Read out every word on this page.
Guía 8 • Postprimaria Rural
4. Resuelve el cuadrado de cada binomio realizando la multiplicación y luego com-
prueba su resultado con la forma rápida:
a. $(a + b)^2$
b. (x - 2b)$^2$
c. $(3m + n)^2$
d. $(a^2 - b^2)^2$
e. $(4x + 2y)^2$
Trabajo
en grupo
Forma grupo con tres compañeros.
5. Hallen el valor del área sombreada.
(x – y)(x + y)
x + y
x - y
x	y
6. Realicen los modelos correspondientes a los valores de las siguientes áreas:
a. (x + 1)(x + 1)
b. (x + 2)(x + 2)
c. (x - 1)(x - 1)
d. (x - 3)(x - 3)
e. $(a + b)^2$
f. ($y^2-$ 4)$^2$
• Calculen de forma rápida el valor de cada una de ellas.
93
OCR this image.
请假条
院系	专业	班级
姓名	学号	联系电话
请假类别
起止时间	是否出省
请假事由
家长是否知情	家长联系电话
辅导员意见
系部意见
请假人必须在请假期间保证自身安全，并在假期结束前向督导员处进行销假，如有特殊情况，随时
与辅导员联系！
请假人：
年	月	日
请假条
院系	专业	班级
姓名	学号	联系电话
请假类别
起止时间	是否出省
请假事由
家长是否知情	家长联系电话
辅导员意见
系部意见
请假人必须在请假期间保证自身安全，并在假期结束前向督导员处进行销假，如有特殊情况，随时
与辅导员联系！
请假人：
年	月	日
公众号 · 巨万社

- TASK TO CARRY OUT -
Repeat all the entries exactly as given.

- TASK RESULT -
Read out every word on this page.
Guía 8 • Postprimaria Rural
4. Resuelve el cuadrado de cada binomio realizando la multiplicación y luego com-
prueba su resultado con la forma rápida:
a. $(a + b)^2$
b. (x - 2b)$^2$
c. $(3m + n)^2$
d. $(a^2 - b^2)^2$
e. $(4x + 2y)^2$
Trabajo
en grupo
Forma grupo con tres compañeros.
5. Hallen el valor del área sombreada.
(x – y)(x + y)
x + y
x - y
x	y
6. Realicen los modelos correspondientes a los valores de las siguientes áreas:
a. (x + 1)(x + 1)
b. (x + 2)(x + 2)
c. (x - 1)(x - 1)
d. (x - 3)(x - 3)
e. $(a + b)^2$
f. ($y^2-$ 4)$^2$
• Calculen de forma rápida el valor de cada una de ellas.
93
OCR this image.
请假条
院系	专业	班级
姓名	学号	联系电话
请假类别
起止时间	是否出省
请假事由
家长是否知情	家长联系电话
辅导员意见
系部意见
请假人必须在请假期间保证自身安全，并在假期结束前向督导员处进行销假，如有特殊情况，随时
与辅导员联系！
请假人：
年	月	日
请假条
院系	专业	班级
姓名	学号	联系电话
请假类别
起止时间	是否出省
请假事由
家长是否知情	家长联系电话
辅导员意见
系部意见
请假人必须在请假期间保证自身安全，并在假期结束前向督导员处进行销假，如有特殊情况，随时
与辅导员联系！
请假人：
年	月	日
公众号 · 巨万社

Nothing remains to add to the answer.